WRITTEN INSTRUCTION:
Every line of the listing must be reproduced as it stands. Leave the images behind.

RECORDS SUPPLIED:
┄┄┄┄┄┄

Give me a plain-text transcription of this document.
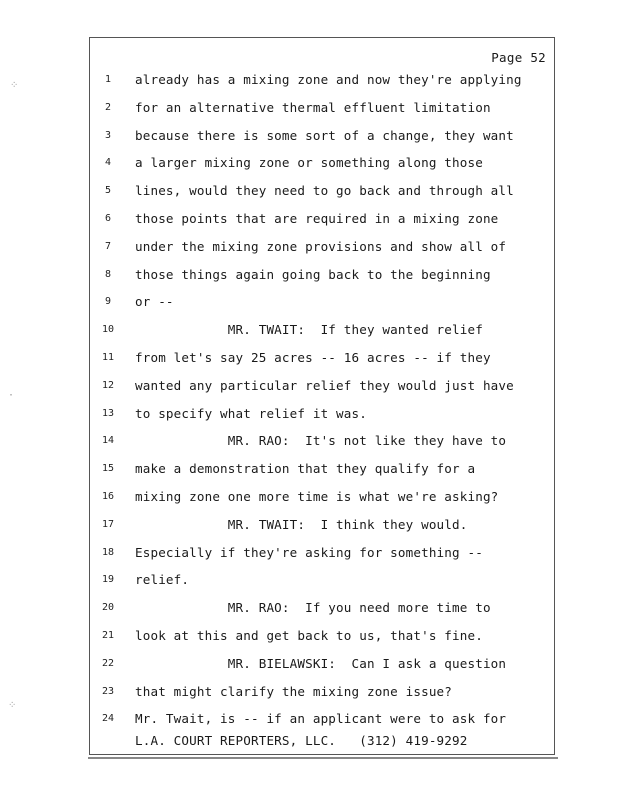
⁘
·
⁘
Page 52
1	already has a mixing zone and now they're applying
2	for an alternative thermal effluent limitation
3	because there is some sort of a change, they want
4	a larger mixing zone or something along those
5	lines, would they need to go back and through all
6	those points that are required in a mixing zone
7	under the mixing zone provisions and show all of
8	those things again going back to the beginning
9	or --
10	MR. TWAIT:  If they wanted relief
11	from let's say 25 acres -- 16 acres -- if they
12	wanted any particular relief they would just have
13	to specify what relief it was.
14	MR. RAO:  It's not like they have to
15	make a demonstration that they qualify for a
16	mixing zone one more time is what we're asking?
17	MR. TWAIT:  I think they would.
18	Especially if they're asking for something --
19	relief.
20	MR. RAO:  If you need more time to
21	look at this and get back to us, that's fine.
22	MR. BIELAWSKI:  Can I ask a question
23	that might clarify the mixing zone issue?
24	Mr. Twait, is -- if an applicant were to ask for
L.A. COURT REPORTERS, LLC.   (312) 419-9292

┄┄┄┄┄┄

COMPLETE ANSWER:
Give me a plain-text transcription of this document.
⁘
·
⁘
Page 52
1	already has a mixing zone and now they're applying
2	for an alternative thermal effluent limitation
3	because there is some sort of a change, they want
4	a larger mixing zone or something along those
5	lines, would they need to go back and through all
6	those points that are required in a mixing zone
7	under the mixing zone provisions and show all of
8	those things again going back to the beginning
9	or --
10	MR. TWAIT:  If they wanted relief
11	from let's say 25 acres -- 16 acres -- if they
12	wanted any particular relief they would just have
13	to specify what relief it was.
14	MR. RAO:  It's not like they have to
15	make a demonstration that they qualify for a
16	mixing zone one more time is what we're asking?
17	MR. TWAIT:  I think they would.
18	Especially if they're asking for something --
19	relief.
20	MR. RAO:  If you need more time to
21	look at this and get back to us, that's fine.
22	MR. BIELAWSKI:  Can I ask a question
23	that might clarify the mixing zone issue?
24	Mr. Twait, is -- if an applicant were to ask for
L.A. COURT REPORTERS, LLC.   (312) 419-9292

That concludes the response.